■ PROBLEM REQUIREMENTS
Single out the lines of the material that contain "change" and copy them.

■ DATA SUPPLIED
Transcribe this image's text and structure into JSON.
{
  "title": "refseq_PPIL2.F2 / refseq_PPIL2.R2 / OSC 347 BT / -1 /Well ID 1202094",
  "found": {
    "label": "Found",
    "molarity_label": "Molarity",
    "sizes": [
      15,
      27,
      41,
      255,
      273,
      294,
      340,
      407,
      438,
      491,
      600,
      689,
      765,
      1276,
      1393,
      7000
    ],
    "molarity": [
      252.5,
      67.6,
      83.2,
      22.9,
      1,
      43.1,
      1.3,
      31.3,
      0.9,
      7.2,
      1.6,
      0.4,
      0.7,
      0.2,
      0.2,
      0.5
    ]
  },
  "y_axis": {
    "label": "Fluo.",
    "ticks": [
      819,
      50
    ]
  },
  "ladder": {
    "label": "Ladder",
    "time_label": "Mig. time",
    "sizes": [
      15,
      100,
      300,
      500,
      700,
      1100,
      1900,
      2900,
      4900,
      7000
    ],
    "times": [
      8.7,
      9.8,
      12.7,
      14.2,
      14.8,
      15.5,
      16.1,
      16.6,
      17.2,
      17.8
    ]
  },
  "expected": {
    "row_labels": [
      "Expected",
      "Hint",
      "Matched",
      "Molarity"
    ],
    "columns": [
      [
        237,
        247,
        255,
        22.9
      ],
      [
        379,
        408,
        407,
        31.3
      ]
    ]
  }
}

...

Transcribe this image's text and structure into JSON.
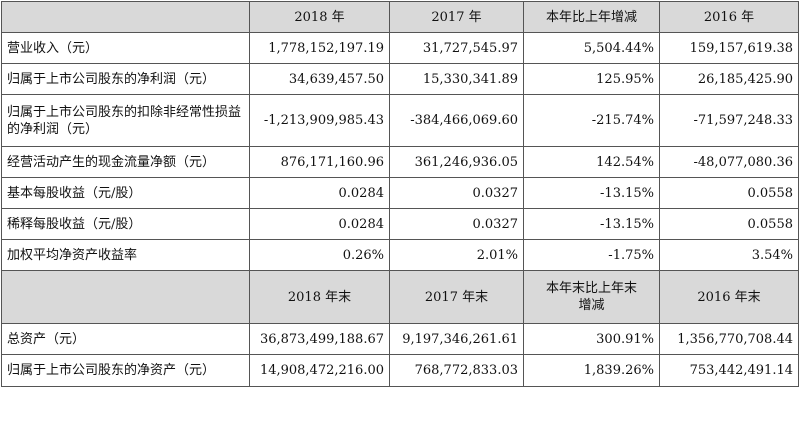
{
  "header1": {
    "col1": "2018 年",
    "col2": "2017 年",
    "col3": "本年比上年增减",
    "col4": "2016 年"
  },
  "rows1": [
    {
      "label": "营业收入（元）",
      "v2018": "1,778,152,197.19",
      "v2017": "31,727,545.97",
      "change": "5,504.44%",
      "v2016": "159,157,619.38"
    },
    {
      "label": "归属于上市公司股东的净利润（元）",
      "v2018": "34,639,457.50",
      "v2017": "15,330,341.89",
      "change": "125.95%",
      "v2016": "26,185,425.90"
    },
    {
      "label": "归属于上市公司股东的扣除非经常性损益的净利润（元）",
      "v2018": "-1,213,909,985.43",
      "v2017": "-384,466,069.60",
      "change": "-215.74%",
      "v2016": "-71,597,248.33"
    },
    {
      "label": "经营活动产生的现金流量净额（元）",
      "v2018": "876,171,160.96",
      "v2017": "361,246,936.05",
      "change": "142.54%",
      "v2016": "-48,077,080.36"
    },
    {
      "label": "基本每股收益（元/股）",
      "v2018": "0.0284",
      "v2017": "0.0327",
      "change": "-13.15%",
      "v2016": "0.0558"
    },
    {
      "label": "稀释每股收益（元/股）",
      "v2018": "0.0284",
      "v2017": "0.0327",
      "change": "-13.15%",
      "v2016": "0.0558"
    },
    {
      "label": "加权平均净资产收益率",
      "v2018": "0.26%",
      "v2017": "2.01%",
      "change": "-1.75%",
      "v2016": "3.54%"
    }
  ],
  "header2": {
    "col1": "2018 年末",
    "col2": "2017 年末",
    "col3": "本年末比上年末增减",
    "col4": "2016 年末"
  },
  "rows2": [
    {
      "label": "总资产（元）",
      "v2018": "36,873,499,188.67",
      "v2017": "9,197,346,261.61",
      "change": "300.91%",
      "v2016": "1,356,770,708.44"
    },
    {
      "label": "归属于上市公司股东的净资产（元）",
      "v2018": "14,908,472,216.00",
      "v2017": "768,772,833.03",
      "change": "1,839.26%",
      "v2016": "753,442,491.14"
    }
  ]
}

■ THE RESPONSE
      "change": "5,504.44%",
      "change": "125.95%",
      "change": "-215.74%",
      "change": "142.54%",
      "change": "-13.15%",
      "change": "-13.15%",
      "change": "-1.75%",
      "change": "300.91%",
      "change": "1,839.26%",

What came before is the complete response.